> [TASK INSTRUCTIONS] Write out the material again word for word, dropping any images it holds.

=== INFORMATION PROVIDED ===

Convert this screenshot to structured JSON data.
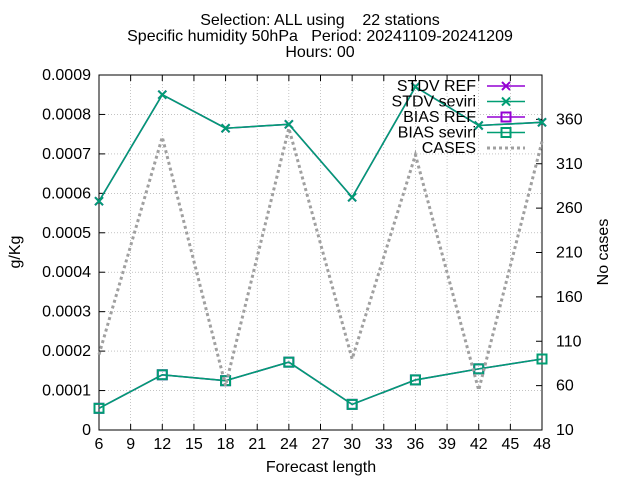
{
  "title": {
    "line1": "Selection: ALL using    22 stations",
    "line2": "Specific humidity 50hPa   Period: 20241109-20241209",
    "line3": "Hours: 00"
  },
  "chart_data": {
    "type": "line",
    "xlabel": "Forecast length",
    "ylabel": "g/Kg",
    "y2label": "No cases",
    "xlim": [
      6,
      48
    ],
    "ylim": [
      0,
      0.0009
    ],
    "y2lim": [
      10,
      410
    ],
    "x_ticks": [
      "6",
      "9",
      "12",
      "15",
      "18",
      "21",
      "24",
      "27",
      "30",
      "33",
      "36",
      "39",
      "42",
      "45",
      "48"
    ],
    "y_ticks": [
      "0",
      "0.0001",
      "0.0002",
      "0.0003",
      "0.0004",
      "0.0005",
      "0.0006",
      "0.0007",
      "0.0008",
      "0.0009"
    ],
    "y2_ticks": [
      "10",
      "60",
      "110",
      "160",
      "210",
      "260",
      "310",
      "360"
    ],
    "grid": true,
    "legend_position": "top-right",
    "x": [
      6,
      12,
      18,
      24,
      30,
      36,
      42,
      48
    ],
    "series": [
      {
        "name": "STDV REF",
        "color": "#9400d3",
        "marker": "x",
        "axis": "y1",
        "values": [
          0.00058,
          0.00085,
          0.000765,
          0.000775,
          0.00059,
          0.00087,
          0.000772,
          0.00078
        ]
      },
      {
        "name": "STDV seviri",
        "color": "#009e73",
        "marker": "x",
        "axis": "y1",
        "values": [
          0.00058,
          0.00085,
          0.000765,
          0.000775,
          0.00059,
          0.00087,
          0.000772,
          0.00078
        ]
      },
      {
        "name": "BIAS REF",
        "color": "#9400d3",
        "marker": "square",
        "axis": "y1",
        "values": [
          5.5e-05,
          0.00014,
          0.000125,
          0.000172,
          6.5e-05,
          0.000127,
          0.000155,
          0.00018
        ]
      },
      {
        "name": "BIAS seviri",
        "color": "#009e73",
        "marker": "square",
        "axis": "y1",
        "values": [
          5.5e-05,
          0.00014,
          0.000125,
          0.000172,
          6.5e-05,
          0.000127,
          0.000155,
          0.00018
        ]
      },
      {
        "name": "CASES",
        "color": "#a0a0a0",
        "marker": "none",
        "dashed": true,
        "axis": "y2",
        "values": [
          95,
          340,
          60,
          350,
          90,
          320,
          55,
          335
        ]
      }
    ]
  }
}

===

> [SOLUTION]
Convert this screenshot to structured JSON data.
{
  "title": {
    "line1": "Selection: ALL using    22 stations",
    "line2": "Specific humidity 50hPa   Period: 20241109-20241209",
    "line3": "Hours: 00"
  },
  "chart_data": {
    "type": "line",
    "xlabel": "Forecast length",
    "ylabel": "g/Kg",
    "y2label": "No cases",
    "xlim": [
      6,
      48
    ],
    "ylim": [
      0,
      0.0009
    ],
    "y2lim": [
      10,
      410
    ],
    "x_ticks": [
      "6",
      "9",
      "12",
      "15",
      "18",
      "21",
      "24",
      "27",
      "30",
      "33",
      "36",
      "39",
      "42",
      "45",
      "48"
    ],
    "y_ticks": [
      "0",
      "0.0001",
      "0.0002",
      "0.0003",
      "0.0004",
      "0.0005",
      "0.0006",
      "0.0007",
      "0.0008",
      "0.0009"
    ],
    "y2_ticks": [
      "10",
      "60",
      "110",
      "160",
      "210",
      "260",
      "310",
      "360"
    ],
    "grid": true,
    "legend_position": "top-right",
    "x": [
      6,
      12,
      18,
      24,
      30,
      36,
      42,
      48
    ],
    "series": [
      {
        "name": "STDV REF",
        "color": "#9400d3",
        "marker": "x",
        "axis": "y1",
        "values": [
          0.00058,
          0.00085,
          0.000765,
          0.000775,
          0.00059,
          0.00087,
          0.000772,
          0.00078
        ]
      },
      {
        "name": "STDV seviri",
        "color": "#009e73",
        "marker": "x",
        "axis": "y1",
        "values": [
          0.00058,
          0.00085,
          0.000765,
          0.000775,
          0.00059,
          0.00087,
          0.000772,
          0.00078
        ]
      },
      {
        "name": "BIAS REF",
        "color": "#9400d3",
        "marker": "square",
        "axis": "y1",
        "values": [
          5.5e-05,
          0.00014,
          0.000125,
          0.000172,
          6.5e-05,
          0.000127,
          0.000155,
          0.00018
        ]
      },
      {
        "name": "BIAS seviri",
        "color": "#009e73",
        "marker": "square",
        "axis": "y1",
        "values": [
          5.5e-05,
          0.00014,
          0.000125,
          0.000172,
          6.5e-05,
          0.000127,
          0.000155,
          0.00018
        ]
      },
      {
        "name": "CASES",
        "color": "#a0a0a0",
        "marker": "none",
        "dashed": true,
        "axis": "y2",
        "values": [
          95,
          340,
          60,
          350,
          90,
          320,
          55,
          335
        ]
      }
    ]
  }
}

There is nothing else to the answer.